* The task *
Copy out the data exactly, leaving the pictures behind.

* Provided entries *

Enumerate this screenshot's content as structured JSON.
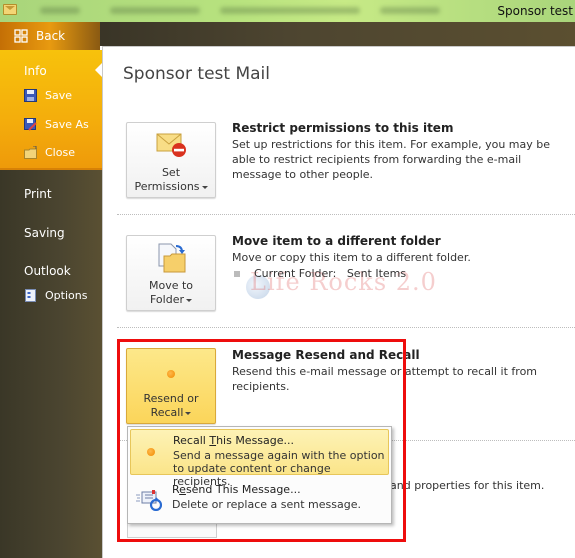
{
  "titlebar": {
    "window_title": "Sponsor test",
    "app_icon": "mail-envelope-icon"
  },
  "backstage": {
    "back_label": "Back",
    "back_icon": "back-grid-icon"
  },
  "leftnav": {
    "info_label": "Info",
    "info_items": [
      {
        "label": "Save",
        "icon": "floppy-disk-icon"
      },
      {
        "label": "Save As",
        "icon": "save-as-icon"
      },
      {
        "label": "Close",
        "icon": "folder-close-icon"
      }
    ],
    "print_label": "Print",
    "saving_label": "Saving",
    "outlook_label": "Outlook",
    "options_label": "Options"
  },
  "main": {
    "page_title": "Sponsor test Mail",
    "sections": [
      {
        "button_line1": "Set",
        "button_line2": "Permissions",
        "button_icon": "envelope-restrict-icon",
        "title": "Restrict permissions to this item",
        "description": "Set up restrictions for this item. For example, you may be able to restrict recipients from forwarding the e-mail message to other people."
      },
      {
        "button_line1": "Move to",
        "button_line2": "Folder",
        "button_icon": "move-to-folder-icon",
        "title": "Move item to a different folder",
        "description": "Move or copy this item to a different folder.",
        "current_folder_label": "Current Folder:",
        "current_folder_value": "Sent Items"
      },
      {
        "button_line1": "Resend or",
        "button_line2": "Recall",
        "button_icon": "orange-dot-icon",
        "title": "Message Resend and Recall",
        "description": "Resend this e-mail message or attempt to recall it from recipients."
      }
    ],
    "partial_section_text": "and properties for this item.",
    "watermark": "Life Rocks 2.0"
  },
  "dropdown_menu": {
    "items": [
      {
        "title_pre": "Recall ",
        "title_accel": "T",
        "title_post": "his Message...",
        "description_line1": "Send a message again with the option",
        "description_line2": "to update content or change recipients.",
        "icon": "orange-dot-icon",
        "highlighted": true
      },
      {
        "title_pre": "R",
        "title_accel": "e",
        "title_post": "send This Message...",
        "description_line1": "Delete or replace a sent message.",
        "icon": "resend-message-icon",
        "highlighted": false
      }
    ]
  },
  "colors": {
    "backstage_accent": "#f4ad0c",
    "highlight_box": "#ee0d0d",
    "menu_hover": "#fbe58a"
  }
}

* Answer to this task *
Enumerate this screenshot's content as structured JSON.
{
  "titlebar": {
    "window_title": "Sponsor test",
    "app_icon": "mail-envelope-icon"
  },
  "backstage": {
    "back_label": "Back",
    "back_icon": "back-grid-icon"
  },
  "leftnav": {
    "info_label": "Info",
    "info_items": [
      {
        "label": "Save",
        "icon": "floppy-disk-icon"
      },
      {
        "label": "Save As",
        "icon": "save-as-icon"
      },
      {
        "label": "Close",
        "icon": "folder-close-icon"
      }
    ],
    "print_label": "Print",
    "saving_label": "Saving",
    "outlook_label": "Outlook",
    "options_label": "Options"
  },
  "main": {
    "page_title": "Sponsor test Mail",
    "sections": [
      {
        "button_line1": "Set",
        "button_line2": "Permissions",
        "button_icon": "envelope-restrict-icon",
        "title": "Restrict permissions to this item",
        "description": "Set up restrictions for this item. For example, you may be able to restrict recipients from forwarding the e-mail message to other people."
      },
      {
        "button_line1": "Move to",
        "button_line2": "Folder",
        "button_icon": "move-to-folder-icon",
        "title": "Move item to a different folder",
        "description": "Move or copy this item to a different folder.",
        "current_folder_label": "Current Folder:",
        "current_folder_value": "Sent Items"
      },
      {
        "button_line1": "Resend or",
        "button_line2": "Recall",
        "button_icon": "orange-dot-icon",
        "title": "Message Resend and Recall",
        "description": "Resend this e-mail message or attempt to recall it from recipients."
      }
    ],
    "partial_section_text": "and properties for this item.",
    "watermark": "Life Rocks 2.0"
  },
  "dropdown_menu": {
    "items": [
      {
        "title_pre": "Recall ",
        "title_accel": "T",
        "title_post": "his Message...",
        "description_line1": "Send a message again with the option",
        "description_line2": "to update content or change recipients.",
        "icon": "orange-dot-icon",
        "highlighted": true
      },
      {
        "title_pre": "R",
        "title_accel": "e",
        "title_post": "send This Message...",
        "description_line1": "Delete or replace a sent message.",
        "icon": "resend-message-icon",
        "highlighted": false
      }
    ]
  },
  "colors": {
    "backstage_accent": "#f4ad0c",
    "highlight_box": "#ee0d0d",
    "menu_hover": "#fbe58a"
  }
}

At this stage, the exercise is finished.